### [Task goal]
Give every line from the entries that contains "this".
======== Entries shown ========
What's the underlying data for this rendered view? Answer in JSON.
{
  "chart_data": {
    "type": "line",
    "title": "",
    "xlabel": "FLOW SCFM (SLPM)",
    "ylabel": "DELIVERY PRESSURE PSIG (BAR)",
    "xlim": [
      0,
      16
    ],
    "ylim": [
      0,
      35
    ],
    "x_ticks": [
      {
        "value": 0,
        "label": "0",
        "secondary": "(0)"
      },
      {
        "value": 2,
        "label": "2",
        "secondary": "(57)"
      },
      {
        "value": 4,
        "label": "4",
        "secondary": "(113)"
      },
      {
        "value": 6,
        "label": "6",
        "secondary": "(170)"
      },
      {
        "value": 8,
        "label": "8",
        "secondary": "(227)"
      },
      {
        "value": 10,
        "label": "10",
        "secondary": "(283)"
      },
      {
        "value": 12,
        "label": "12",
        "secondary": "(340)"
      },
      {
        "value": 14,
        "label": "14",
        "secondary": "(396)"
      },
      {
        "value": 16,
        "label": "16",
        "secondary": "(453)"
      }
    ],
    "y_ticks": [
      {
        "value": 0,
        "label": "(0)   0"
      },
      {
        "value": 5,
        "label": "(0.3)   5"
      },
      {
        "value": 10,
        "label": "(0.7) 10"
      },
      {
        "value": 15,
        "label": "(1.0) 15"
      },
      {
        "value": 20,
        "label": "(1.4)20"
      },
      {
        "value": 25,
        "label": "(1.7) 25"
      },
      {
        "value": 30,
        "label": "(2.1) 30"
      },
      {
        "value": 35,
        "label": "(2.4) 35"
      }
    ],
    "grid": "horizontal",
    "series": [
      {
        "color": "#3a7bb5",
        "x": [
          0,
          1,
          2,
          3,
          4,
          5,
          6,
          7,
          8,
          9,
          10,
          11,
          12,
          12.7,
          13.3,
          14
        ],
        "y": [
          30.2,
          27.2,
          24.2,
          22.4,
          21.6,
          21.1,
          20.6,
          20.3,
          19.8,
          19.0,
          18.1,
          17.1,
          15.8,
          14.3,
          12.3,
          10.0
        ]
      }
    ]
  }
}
========
======== Entries shown ========
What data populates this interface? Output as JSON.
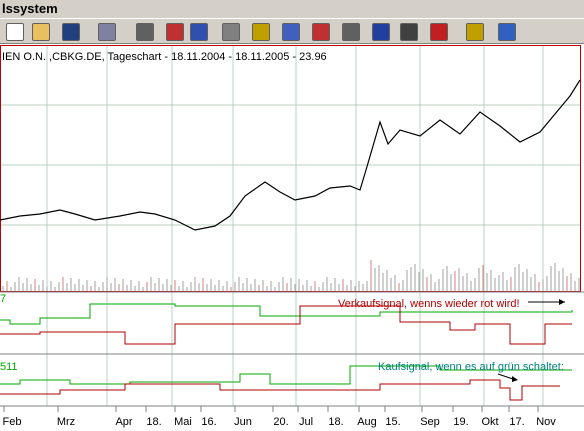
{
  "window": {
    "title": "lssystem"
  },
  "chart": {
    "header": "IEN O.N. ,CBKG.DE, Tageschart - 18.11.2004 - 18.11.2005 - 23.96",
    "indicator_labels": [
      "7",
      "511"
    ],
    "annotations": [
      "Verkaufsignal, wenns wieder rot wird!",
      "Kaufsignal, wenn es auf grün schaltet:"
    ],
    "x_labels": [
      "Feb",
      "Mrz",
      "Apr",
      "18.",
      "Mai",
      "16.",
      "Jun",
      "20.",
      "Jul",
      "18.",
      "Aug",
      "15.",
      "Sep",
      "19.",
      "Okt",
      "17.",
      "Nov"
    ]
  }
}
========
### [Solution]
What's the underlying data for this rendered view? Answer in JSON.
What data populates this interface? Output as JSON.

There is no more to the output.